(TASK DIRECTIONS): The entries need to be copied exactly.

[Extracted data entries]
════════════════

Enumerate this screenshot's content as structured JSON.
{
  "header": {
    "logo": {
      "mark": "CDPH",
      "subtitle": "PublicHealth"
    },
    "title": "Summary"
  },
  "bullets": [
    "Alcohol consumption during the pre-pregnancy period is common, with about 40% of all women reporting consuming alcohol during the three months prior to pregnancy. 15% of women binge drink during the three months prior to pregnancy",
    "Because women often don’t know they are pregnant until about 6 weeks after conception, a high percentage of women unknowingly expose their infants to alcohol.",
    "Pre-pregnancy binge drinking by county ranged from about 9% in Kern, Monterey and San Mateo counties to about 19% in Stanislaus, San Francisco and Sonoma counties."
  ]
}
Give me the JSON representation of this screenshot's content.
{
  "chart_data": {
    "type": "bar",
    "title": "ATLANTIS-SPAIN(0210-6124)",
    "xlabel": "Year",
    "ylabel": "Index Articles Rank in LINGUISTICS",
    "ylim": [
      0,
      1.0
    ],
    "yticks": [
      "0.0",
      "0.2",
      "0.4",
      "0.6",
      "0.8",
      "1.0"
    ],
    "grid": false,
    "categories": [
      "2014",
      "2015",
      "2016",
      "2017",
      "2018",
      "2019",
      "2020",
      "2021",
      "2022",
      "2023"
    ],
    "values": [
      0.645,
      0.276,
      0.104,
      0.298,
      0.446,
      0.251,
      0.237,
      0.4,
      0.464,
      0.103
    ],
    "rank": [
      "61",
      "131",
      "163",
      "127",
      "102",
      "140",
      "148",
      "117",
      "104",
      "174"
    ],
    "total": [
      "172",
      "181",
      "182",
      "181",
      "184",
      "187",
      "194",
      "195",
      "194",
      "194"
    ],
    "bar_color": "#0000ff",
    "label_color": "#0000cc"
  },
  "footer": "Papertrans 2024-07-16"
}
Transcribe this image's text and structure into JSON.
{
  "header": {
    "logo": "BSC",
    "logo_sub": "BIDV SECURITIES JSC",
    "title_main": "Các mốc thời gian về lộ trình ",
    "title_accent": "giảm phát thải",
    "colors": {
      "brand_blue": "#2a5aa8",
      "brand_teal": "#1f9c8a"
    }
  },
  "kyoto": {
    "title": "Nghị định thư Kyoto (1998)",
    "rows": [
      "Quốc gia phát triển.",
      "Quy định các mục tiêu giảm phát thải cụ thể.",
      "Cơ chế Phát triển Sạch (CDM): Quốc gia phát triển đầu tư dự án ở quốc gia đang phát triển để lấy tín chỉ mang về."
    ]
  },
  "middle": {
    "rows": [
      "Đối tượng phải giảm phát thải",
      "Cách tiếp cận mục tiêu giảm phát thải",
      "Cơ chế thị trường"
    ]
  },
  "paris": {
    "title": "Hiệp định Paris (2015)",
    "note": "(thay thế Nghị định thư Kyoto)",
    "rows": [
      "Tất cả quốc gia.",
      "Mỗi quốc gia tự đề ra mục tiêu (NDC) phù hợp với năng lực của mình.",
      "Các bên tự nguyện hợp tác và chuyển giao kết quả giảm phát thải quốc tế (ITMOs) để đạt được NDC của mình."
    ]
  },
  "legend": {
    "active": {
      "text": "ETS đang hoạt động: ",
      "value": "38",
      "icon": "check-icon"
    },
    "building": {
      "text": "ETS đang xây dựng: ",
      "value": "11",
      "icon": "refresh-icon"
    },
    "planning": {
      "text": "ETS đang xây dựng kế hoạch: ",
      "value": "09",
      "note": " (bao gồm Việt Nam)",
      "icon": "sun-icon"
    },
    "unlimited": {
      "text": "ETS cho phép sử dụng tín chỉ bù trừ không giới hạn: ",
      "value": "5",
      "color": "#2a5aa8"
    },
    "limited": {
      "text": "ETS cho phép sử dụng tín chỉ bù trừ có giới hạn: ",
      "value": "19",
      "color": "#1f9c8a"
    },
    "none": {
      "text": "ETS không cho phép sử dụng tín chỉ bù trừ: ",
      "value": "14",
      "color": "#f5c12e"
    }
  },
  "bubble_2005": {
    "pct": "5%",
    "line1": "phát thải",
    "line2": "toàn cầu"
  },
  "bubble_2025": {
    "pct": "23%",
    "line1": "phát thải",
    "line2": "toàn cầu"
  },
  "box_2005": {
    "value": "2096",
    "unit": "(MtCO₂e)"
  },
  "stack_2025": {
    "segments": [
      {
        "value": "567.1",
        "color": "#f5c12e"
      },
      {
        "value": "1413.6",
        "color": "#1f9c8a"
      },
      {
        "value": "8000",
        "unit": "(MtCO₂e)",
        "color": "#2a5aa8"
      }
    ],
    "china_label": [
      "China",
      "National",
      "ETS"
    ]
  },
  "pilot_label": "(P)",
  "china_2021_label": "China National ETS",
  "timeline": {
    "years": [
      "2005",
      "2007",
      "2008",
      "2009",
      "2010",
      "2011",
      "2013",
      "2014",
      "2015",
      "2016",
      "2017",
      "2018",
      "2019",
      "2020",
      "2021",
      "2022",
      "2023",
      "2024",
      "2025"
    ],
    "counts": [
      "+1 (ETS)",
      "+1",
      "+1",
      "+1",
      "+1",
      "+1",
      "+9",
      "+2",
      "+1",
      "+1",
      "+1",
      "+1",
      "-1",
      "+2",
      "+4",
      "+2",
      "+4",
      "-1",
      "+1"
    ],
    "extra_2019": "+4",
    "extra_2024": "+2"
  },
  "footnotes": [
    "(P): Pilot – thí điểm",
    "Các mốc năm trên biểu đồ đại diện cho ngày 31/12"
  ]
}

════════════════

(EXERCISE OUTPUT):
Enumerate this screenshot's content as structured JSON.
{
  "header": {
    "logo": {
      "mark": "CDPH",
      "subtitle": "PublicHealth"
    },
    "title": "Summary"
  },
  "bullets": [
    "Alcohol consumption during the pre-pregnancy period is common, with about 40% of all women reporting consuming alcohol during the three months prior to pregnancy. 15% of women binge drink during the three months prior to pregnancy",
    "Because women often don’t know they are pregnant until about 6 weeks after conception, a high percentage of women unknowingly expose their infants to alcohol.",
    "Pre-pregnancy binge drinking by county ranged from about 9% in Kern, Monterey and San Mateo counties to about 19% in Stanislaus, San Francisco and Sonoma counties."
  ]
}
Give me the JSON representation of this screenshot's content.
{
  "chart_data": {
    "type": "bar",
    "title": "ATLANTIS-SPAIN(0210-6124)",
    "xlabel": "Year",
    "ylabel": "Index Articles Rank in LINGUISTICS",
    "ylim": [
      0,
      1.0
    ],
    "yticks": [
      "0.0",
      "0.2",
      "0.4",
      "0.6",
      "0.8",
      "1.0"
    ],
    "grid": false,
    "categories": [
      "2014",
      "2015",
      "2016",
      "2017",
      "2018",
      "2019",
      "2020",
      "2021",
      "2022",
      "2023"
    ],
    "values": [
      0.645,
      0.276,
      0.104,
      0.298,
      0.446,
      0.251,
      0.237,
      0.4,
      0.464,
      0.103
    ],
    "rank": [
      "61",
      "131",
      "163",
      "127",
      "102",
      "140",
      "148",
      "117",
      "104",
      "174"
    ],
    "total": [
      "172",
      "181",
      "182",
      "181",
      "184",
      "187",
      "194",
      "195",
      "194",
      "194"
    ],
    "bar_color": "#0000ff",
    "label_color": "#0000cc"
  },
  "footer": "Papertrans 2024-07-16"
}
Transcribe this image's text and structure into JSON.
{
  "header": {
    "logo": "BSC",
    "logo_sub": "BIDV SECURITIES JSC",
    "title_main": "Các mốc thời gian về lộ trình ",
    "title_accent": "giảm phát thải",
    "colors": {
      "brand_blue": "#2a5aa8",
      "brand_teal": "#1f9c8a"
    }
  },
  "kyoto": {
    "title": "Nghị định thư Kyoto (1998)",
    "rows": [
      "Quốc gia phát triển.",
      "Quy định các mục tiêu giảm phát thải cụ thể.",
      "Cơ chế Phát triển Sạch (CDM): Quốc gia phát triển đầu tư dự án ở quốc gia đang phát triển để lấy tín chỉ mang về."
    ]
  },
  "middle": {
    "rows": [
      "Đối tượng phải giảm phát thải",
      "Cách tiếp cận mục tiêu giảm phát thải",
      "Cơ chế thị trường"
    ]
  },
  "paris": {
    "title": "Hiệp định Paris (2015)",
    "note": "(thay thế Nghị định thư Kyoto)",
    "rows": [
      "Tất cả quốc gia.",
      "Mỗi quốc gia tự đề ra mục tiêu (NDC) phù hợp với năng lực của mình.",
      "Các bên tự nguyện hợp tác và chuyển giao kết quả giảm phát thải quốc tế (ITMOs) để đạt được NDC của mình."
    ]
  },
  "legend": {
    "active": {
      "text": "ETS đang hoạt động: ",
      "value": "38",
      "icon": "check-icon"
    },
    "building": {
      "text": "ETS đang xây dựng: ",
      "value": "11",
      "icon": "refresh-icon"
    },
    "planning": {
      "text": "ETS đang xây dựng kế hoạch: ",
      "value": "09",
      "note": " (bao gồm Việt Nam)",
      "icon": "sun-icon"
    },
    "unlimited": {
      "text": "ETS cho phép sử dụng tín chỉ bù trừ không giới hạn: ",
      "value": "5",
      "color": "#2a5aa8"
    },
    "limited": {
      "text": "ETS cho phép sử dụng tín chỉ bù trừ có giới hạn: ",
      "value": "19",
      "color": "#1f9c8a"
    },
    "none": {
      "text": "ETS không cho phép sử dụng tín chỉ bù trừ: ",
      "value": "14",
      "color": "#f5c12e"
    }
  },
  "bubble_2005": {
    "pct": "5%",
    "line1": "phát thải",
    "line2": "toàn cầu"
  },
  "bubble_2025": {
    "pct": "23%",
    "line1": "phát thải",
    "line2": "toàn cầu"
  },
  "box_2005": {
    "value": "2096",
    "unit": "(MtCO₂e)"
  },
  "stack_2025": {
    "segments": [
      {
        "value": "567.1",
        "color": "#f5c12e"
      },
      {
        "value": "1413.6",
        "color": "#1f9c8a"
      },
      {
        "value": "8000",
        "unit": "(MtCO₂e)",
        "color": "#2a5aa8"
      }
    ],
    "china_label": [
      "China",
      "National",
      "ETS"
    ]
  },
  "pilot_label": "(P)",
  "china_2021_label": "China National ETS",
  "timeline": {
    "years": [
      "2005",
      "2007",
      "2008",
      "2009",
      "2010",
      "2011",
      "2013",
      "2014",
      "2015",
      "2016",
      "2017",
      "2018",
      "2019",
      "2020",
      "2021",
      "2022",
      "2023",
      "2024",
      "2025"
    ],
    "counts": [
      "+1 (ETS)",
      "+1",
      "+1",
      "+1",
      "+1",
      "+1",
      "+9",
      "+2",
      "+1",
      "+1",
      "+1",
      "+1",
      "-1",
      "+2",
      "+4",
      "+2",
      "+4",
      "-1",
      "+1"
    ],
    "extra_2019": "+4",
    "extra_2024": "+2"
  },
  "footnotes": [
    "(P): Pilot – thí điểm",
    "Các mốc năm trên biểu đồ đại diện cho ngày 31/12"
  ]
}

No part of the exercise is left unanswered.